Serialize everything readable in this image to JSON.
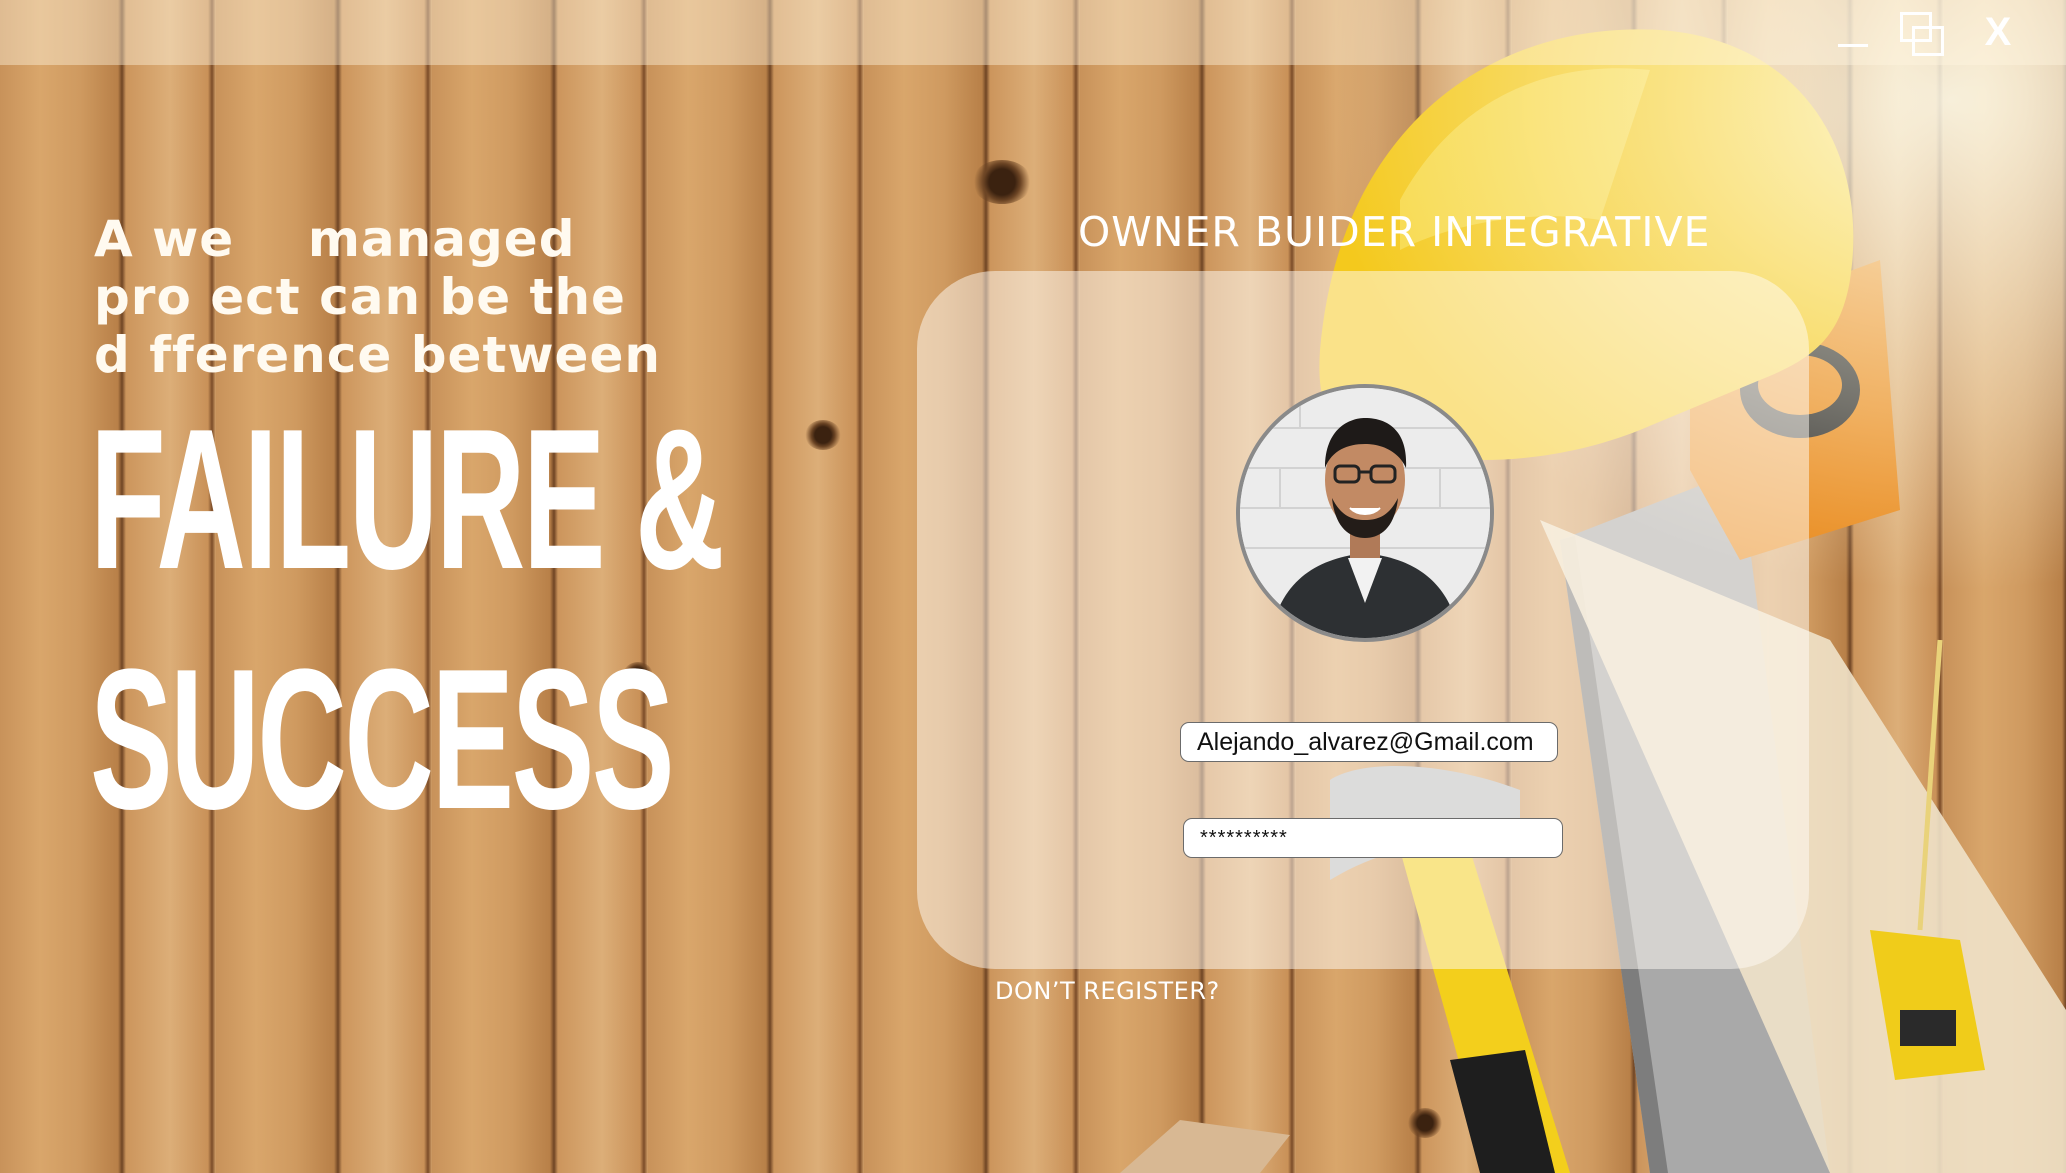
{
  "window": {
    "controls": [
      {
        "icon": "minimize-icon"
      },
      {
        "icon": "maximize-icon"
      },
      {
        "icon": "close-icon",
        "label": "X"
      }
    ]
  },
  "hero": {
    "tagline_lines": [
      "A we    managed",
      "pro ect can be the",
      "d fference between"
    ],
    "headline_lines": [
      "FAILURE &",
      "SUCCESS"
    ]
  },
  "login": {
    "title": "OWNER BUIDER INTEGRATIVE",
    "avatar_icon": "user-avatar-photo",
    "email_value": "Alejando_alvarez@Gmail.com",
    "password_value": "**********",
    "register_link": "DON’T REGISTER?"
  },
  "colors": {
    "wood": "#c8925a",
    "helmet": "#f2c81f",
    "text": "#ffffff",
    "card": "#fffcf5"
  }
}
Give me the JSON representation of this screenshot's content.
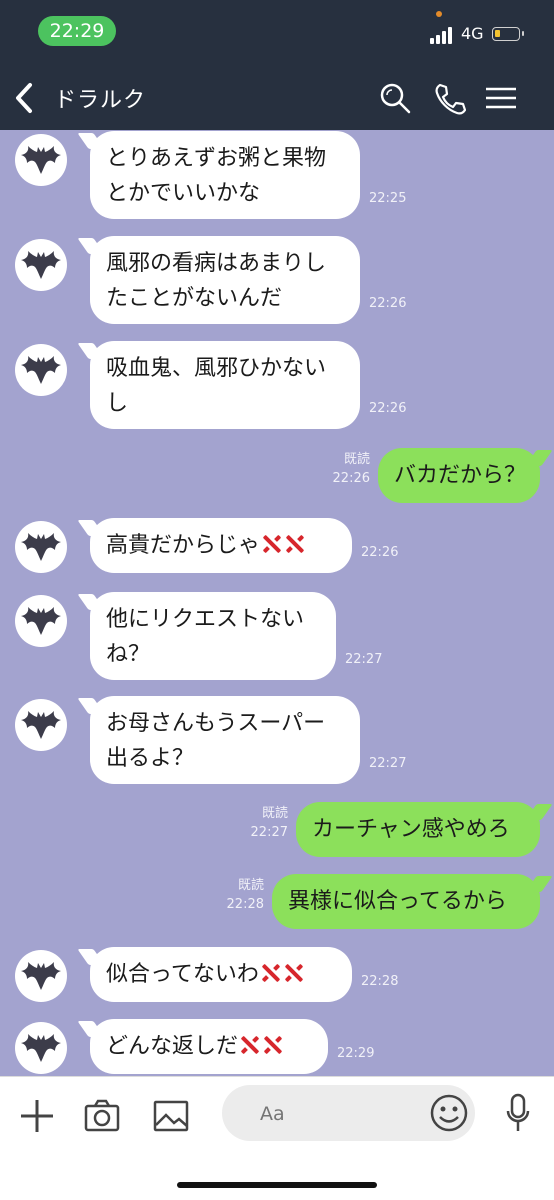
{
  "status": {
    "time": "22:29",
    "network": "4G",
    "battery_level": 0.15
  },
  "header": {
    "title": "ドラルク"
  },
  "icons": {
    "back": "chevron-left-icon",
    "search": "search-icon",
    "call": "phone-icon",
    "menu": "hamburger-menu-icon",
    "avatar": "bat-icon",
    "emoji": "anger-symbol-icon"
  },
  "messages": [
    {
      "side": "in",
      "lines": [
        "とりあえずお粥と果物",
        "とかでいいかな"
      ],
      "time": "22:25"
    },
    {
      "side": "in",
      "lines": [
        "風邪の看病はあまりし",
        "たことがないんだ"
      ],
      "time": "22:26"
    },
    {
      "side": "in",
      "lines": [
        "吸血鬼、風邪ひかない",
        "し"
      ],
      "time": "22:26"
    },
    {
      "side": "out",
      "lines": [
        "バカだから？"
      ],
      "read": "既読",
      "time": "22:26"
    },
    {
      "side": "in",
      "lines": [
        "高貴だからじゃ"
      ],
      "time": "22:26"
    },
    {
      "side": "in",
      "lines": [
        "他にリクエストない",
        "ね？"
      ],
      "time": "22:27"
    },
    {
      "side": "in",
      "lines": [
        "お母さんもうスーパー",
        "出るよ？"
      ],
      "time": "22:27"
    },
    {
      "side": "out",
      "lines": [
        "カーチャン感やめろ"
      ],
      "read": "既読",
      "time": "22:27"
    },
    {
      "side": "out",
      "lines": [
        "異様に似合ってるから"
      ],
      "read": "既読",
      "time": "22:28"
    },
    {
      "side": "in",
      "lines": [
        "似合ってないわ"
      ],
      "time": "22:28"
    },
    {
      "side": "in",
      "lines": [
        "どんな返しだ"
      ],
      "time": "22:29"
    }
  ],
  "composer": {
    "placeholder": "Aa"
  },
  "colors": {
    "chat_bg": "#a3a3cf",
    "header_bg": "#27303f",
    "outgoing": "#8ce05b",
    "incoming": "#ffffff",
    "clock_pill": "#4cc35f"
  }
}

********

Reproduce each line exactly, please, except for any pictures.

Serialize everything readable in this image to JSON.
{
  "window": {
    "controls": [
      {
        "icon": "minimize-icon"
      },
      {
        "icon": "maximize-icon"
      },
      {
        "icon": "close-icon",
        "label": "X"
      }
    ]
  },
  "hero": {
    "tagline_lines": [
      "A we    managed",
      "pro ect can be the",
      "d fference between"
    ],
    "headline_lines": [
      "FAILURE &",
      "SUCCESS"
    ]
  },
  "login": {
    "title": "OWNER BUIDER INTEGRATIVE",
    "avatar_icon": "user-avatar-photo",
    "email_value": "Alejando_alvarez@Gmail.com",
    "password_value": "**********",
    "register_link": "DON’T REGISTER?"
  },
  "colors": {
    "wood": "#c8925a",
    "helmet": "#f2c81f",
    "text": "#ffffff",
    "card": "#fffcf5"
  }
}
Give me the JSON representation of this screenshot's content.
{
  "status": {
    "time": "22:29",
    "network": "4G",
    "battery_level": 0.15
  },
  "header": {
    "title": "ドラルク"
  },
  "icons": {
    "back": "chevron-left-icon",
    "search": "search-icon",
    "call": "phone-icon",
    "menu": "hamburger-menu-icon",
    "avatar": "bat-icon",
    "emoji": "anger-symbol-icon"
  },
  "messages": [
    {
      "side": "in",
      "lines": [
        "とりあえずお粥と果物",
        "とかでいいかな"
      ],
      "time": "22:25"
    },
    {
      "side": "in",
      "lines": [
        "風邪の看病はあまりし",
        "たことがないんだ"
      ],
      "time": "22:26"
    },
    {
      "side": "in",
      "lines": [
        "吸血鬼、風邪ひかない",
        "し"
      ],
      "time": "22:26"
    },
    {
      "side": "out",
      "lines": [
        "バカだから？"
      ],
      "read": "既読",
      "time": "22:26"
    },
    {
      "side": "in",
      "lines": [
        "高貴だからじゃ"
      ],
      "time": "22:26"
    },
    {
      "side": "in",
      "lines": [
        "他にリクエストない",
        "ね？"
      ],
      "time": "22:27"
    },
    {
      "side": "in",
      "lines": [
        "お母さんもうスーパー",
        "出るよ？"
      ],
      "time": "22:27"
    },
    {
      "side": "out",
      "lines": [
        "カーチャン感やめろ"
      ],
      "read": "既読",
      "time": "22:27"
    },
    {
      "side": "out",
      "lines": [
        "異様に似合ってるから"
      ],
      "read": "既読",
      "time": "22:28"
    },
    {
      "side": "in",
      "lines": [
        "似合ってないわ"
      ],
      "time": "22:28"
    },
    {
      "side": "in",
      "lines": [
        "どんな返しだ"
      ],
      "time": "22:29"
    }
  ],
  "composer": {
    "placeholder": "Aa"
  },
  "colors": {
    "chat_bg": "#a3a3cf",
    "header_bg": "#27303f",
    "outgoing": "#8ce05b",
    "incoming": "#ffffff",
    "clock_pill": "#4cc35f"
  }
}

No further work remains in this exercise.